> _The request_
Each line below either holds the string "Balkenkreuz" or doesn't. Count those that do and give only the number.

Collected data entries
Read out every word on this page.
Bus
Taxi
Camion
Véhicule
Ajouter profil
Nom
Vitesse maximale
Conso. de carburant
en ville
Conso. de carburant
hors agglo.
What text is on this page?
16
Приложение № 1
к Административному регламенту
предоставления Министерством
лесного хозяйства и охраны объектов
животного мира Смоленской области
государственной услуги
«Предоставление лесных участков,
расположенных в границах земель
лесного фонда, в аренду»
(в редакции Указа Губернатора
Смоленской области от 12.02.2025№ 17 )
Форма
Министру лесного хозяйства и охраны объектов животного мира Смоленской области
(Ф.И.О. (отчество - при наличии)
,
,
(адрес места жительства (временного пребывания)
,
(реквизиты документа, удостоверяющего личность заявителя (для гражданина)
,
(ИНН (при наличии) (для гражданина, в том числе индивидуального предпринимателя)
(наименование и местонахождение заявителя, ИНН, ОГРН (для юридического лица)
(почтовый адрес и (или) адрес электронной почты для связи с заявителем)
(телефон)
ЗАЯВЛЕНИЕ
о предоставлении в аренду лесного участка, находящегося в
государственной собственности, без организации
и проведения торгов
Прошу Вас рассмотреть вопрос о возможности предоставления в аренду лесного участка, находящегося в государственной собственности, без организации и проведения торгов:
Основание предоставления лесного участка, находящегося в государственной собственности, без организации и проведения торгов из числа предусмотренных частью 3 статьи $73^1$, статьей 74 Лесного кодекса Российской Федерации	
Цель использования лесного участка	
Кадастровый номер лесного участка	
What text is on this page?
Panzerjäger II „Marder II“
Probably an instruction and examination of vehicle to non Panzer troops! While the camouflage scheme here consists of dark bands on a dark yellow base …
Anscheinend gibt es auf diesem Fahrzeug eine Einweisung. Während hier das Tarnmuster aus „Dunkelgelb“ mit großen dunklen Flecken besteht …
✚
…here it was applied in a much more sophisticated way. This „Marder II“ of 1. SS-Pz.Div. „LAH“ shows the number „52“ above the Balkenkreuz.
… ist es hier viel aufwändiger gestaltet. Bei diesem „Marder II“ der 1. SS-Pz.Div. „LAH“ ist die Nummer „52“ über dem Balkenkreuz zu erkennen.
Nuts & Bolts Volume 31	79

> _Solution_
2